Exercise goal
Show each line from the listing that includes the word "concern".

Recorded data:
--------

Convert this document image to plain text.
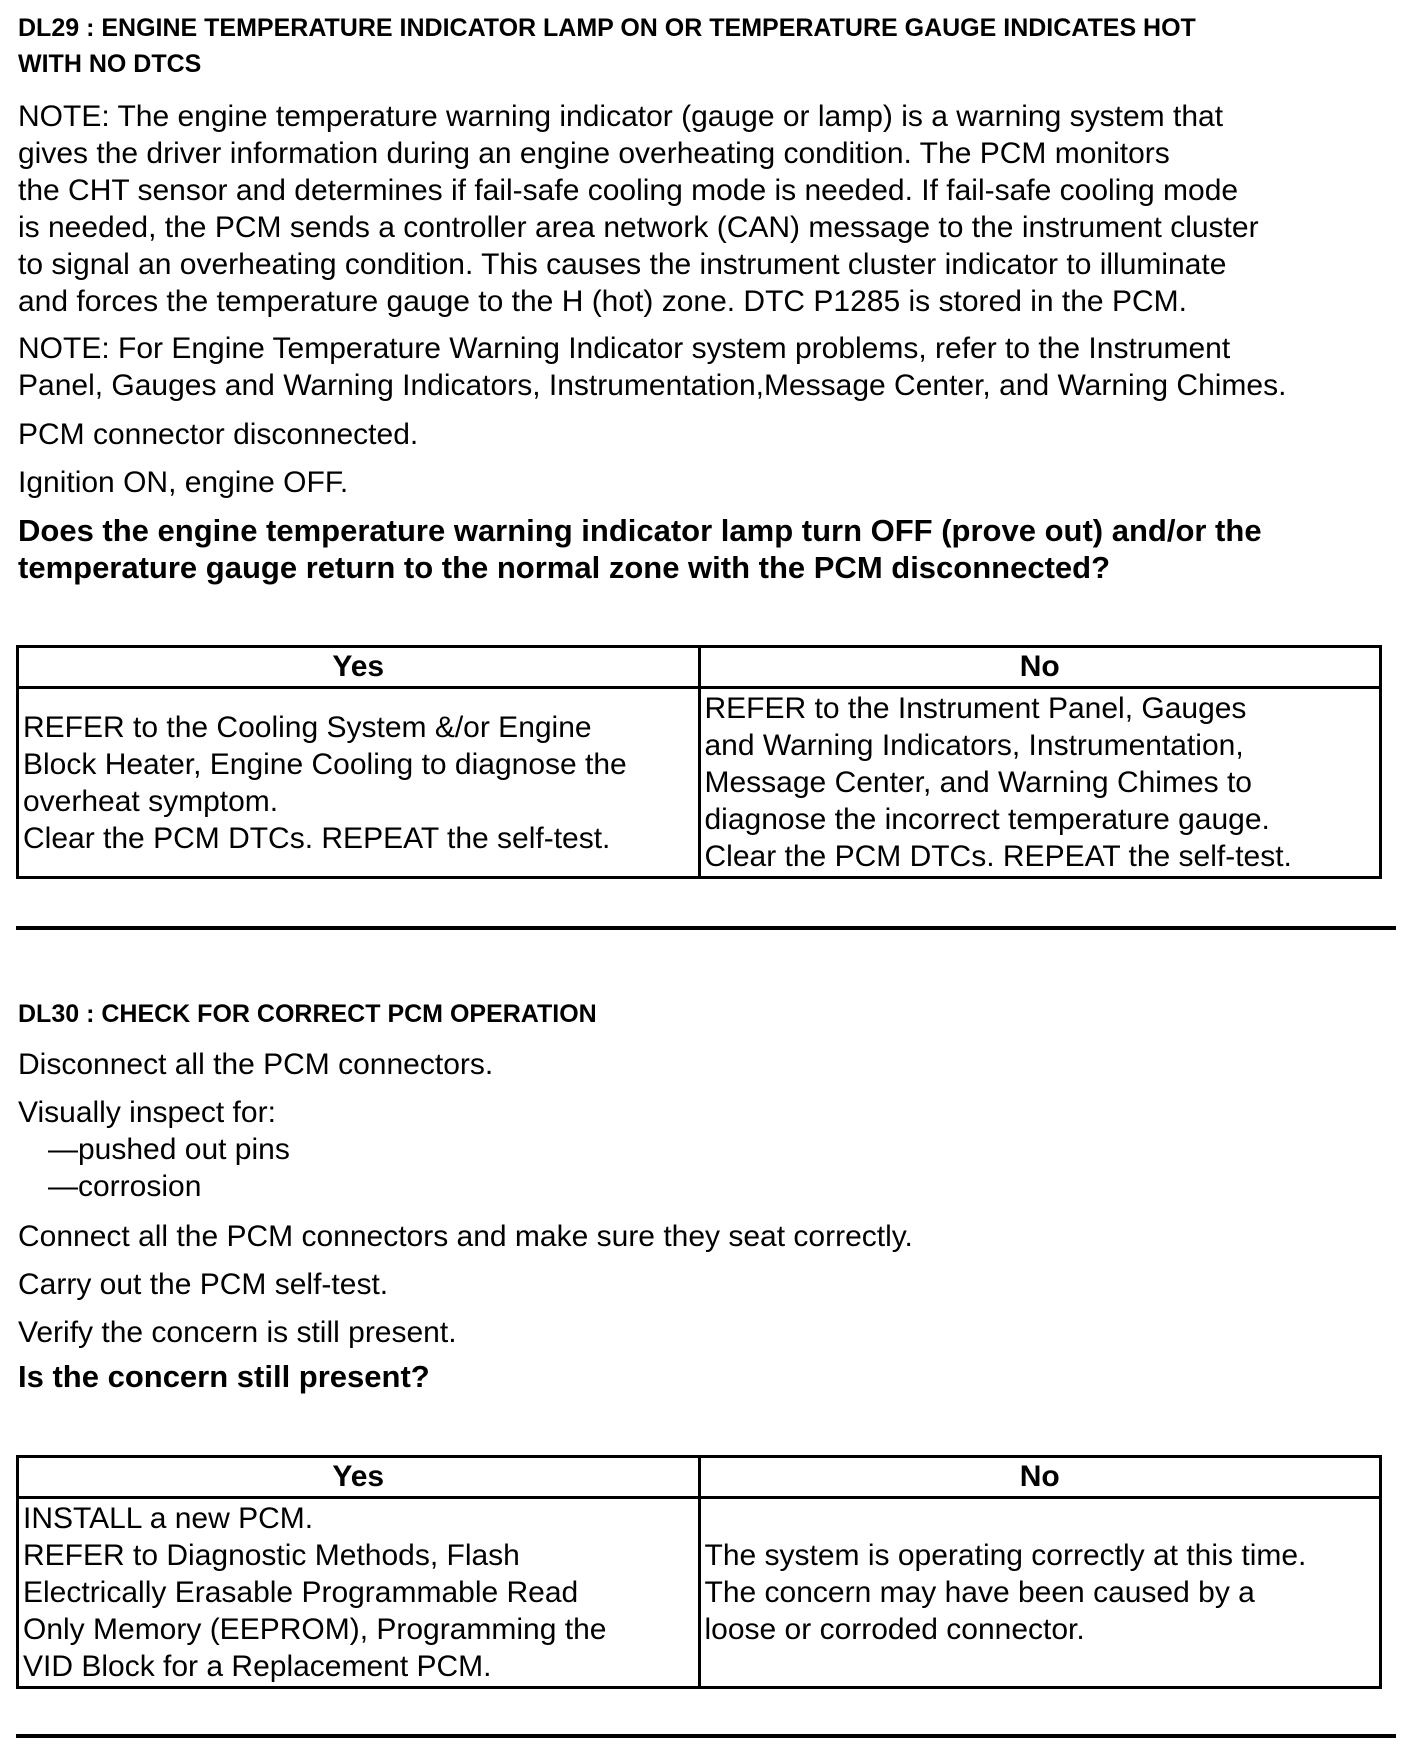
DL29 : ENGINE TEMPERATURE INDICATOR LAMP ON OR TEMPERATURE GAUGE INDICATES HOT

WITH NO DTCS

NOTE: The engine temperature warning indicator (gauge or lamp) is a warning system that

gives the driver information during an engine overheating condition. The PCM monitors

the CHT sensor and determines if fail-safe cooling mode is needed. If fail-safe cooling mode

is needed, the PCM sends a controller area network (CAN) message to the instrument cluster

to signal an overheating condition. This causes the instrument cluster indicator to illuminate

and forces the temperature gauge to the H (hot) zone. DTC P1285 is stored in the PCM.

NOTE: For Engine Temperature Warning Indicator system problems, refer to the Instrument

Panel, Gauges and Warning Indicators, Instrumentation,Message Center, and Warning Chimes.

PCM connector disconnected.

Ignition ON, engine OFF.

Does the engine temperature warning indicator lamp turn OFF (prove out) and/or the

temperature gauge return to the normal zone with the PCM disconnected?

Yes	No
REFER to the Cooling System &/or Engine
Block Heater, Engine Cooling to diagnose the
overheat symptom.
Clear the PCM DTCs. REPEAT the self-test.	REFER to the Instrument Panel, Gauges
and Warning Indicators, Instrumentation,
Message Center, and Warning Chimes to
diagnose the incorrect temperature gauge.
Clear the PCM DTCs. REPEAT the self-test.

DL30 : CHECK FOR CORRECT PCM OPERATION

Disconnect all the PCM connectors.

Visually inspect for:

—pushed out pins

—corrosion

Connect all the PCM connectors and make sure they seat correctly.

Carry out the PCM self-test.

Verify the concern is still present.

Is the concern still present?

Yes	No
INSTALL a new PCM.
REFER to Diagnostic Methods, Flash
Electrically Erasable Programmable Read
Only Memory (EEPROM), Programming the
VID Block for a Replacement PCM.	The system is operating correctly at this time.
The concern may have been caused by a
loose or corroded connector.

--------

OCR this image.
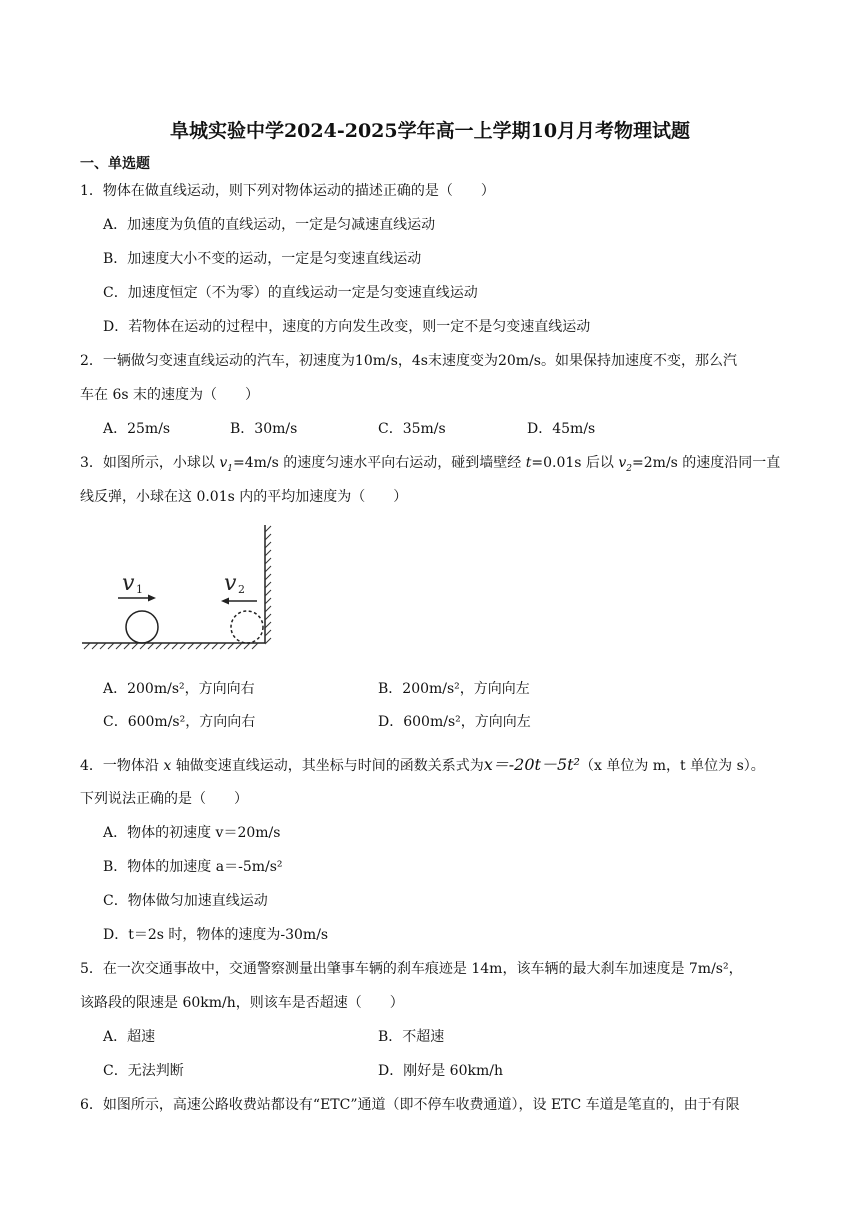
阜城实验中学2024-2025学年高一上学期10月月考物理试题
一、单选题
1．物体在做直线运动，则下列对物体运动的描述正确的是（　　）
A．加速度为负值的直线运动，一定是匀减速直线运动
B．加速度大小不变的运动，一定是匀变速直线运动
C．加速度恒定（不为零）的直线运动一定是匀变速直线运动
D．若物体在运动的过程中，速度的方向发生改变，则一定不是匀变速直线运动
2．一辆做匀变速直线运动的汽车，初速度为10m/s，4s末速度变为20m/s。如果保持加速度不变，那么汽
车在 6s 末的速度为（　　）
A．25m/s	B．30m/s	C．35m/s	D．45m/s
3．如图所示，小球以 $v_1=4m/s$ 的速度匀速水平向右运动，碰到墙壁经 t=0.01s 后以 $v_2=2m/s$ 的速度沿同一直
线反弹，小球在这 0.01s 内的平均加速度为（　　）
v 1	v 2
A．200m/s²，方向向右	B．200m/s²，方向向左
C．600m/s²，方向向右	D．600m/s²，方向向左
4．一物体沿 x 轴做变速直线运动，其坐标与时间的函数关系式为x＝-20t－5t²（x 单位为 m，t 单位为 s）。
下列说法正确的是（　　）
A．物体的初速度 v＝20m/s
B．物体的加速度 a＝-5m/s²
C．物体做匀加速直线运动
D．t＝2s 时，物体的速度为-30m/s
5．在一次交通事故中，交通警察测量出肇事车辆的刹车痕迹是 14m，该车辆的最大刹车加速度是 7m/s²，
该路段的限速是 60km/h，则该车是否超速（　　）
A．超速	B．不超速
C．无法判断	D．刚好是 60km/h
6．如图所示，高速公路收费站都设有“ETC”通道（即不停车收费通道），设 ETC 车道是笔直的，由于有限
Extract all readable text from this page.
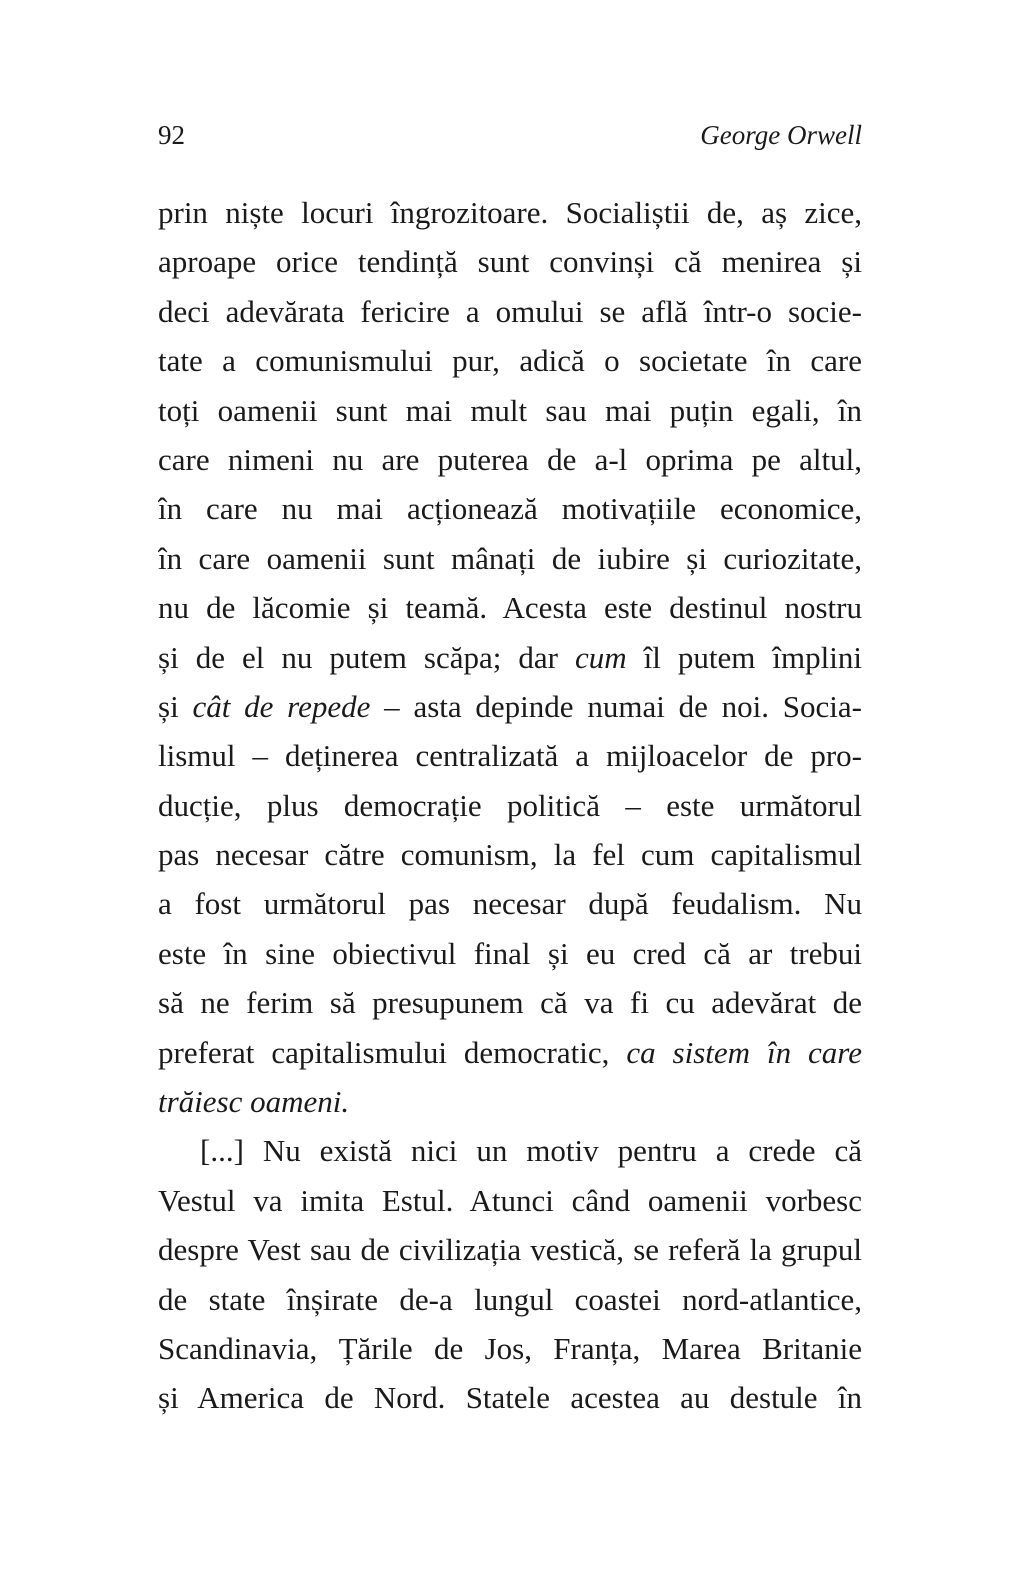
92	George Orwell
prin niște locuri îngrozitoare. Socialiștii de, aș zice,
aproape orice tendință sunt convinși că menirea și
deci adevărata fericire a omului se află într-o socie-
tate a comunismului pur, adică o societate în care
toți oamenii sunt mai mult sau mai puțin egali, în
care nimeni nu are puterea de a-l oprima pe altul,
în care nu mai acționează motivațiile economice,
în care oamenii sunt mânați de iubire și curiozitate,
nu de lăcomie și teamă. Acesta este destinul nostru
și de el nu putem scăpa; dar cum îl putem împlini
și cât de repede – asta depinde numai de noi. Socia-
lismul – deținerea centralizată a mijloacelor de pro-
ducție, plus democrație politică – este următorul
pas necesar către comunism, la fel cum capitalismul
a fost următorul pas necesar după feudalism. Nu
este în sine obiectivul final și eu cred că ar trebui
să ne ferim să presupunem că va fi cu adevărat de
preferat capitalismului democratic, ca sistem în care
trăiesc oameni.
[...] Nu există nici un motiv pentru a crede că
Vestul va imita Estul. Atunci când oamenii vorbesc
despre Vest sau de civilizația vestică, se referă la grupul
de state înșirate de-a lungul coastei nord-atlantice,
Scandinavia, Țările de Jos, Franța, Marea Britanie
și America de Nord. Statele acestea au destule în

--------

Exercise result
Verify the concern is still present.
Is the concern still present?
The concern may have been caused by a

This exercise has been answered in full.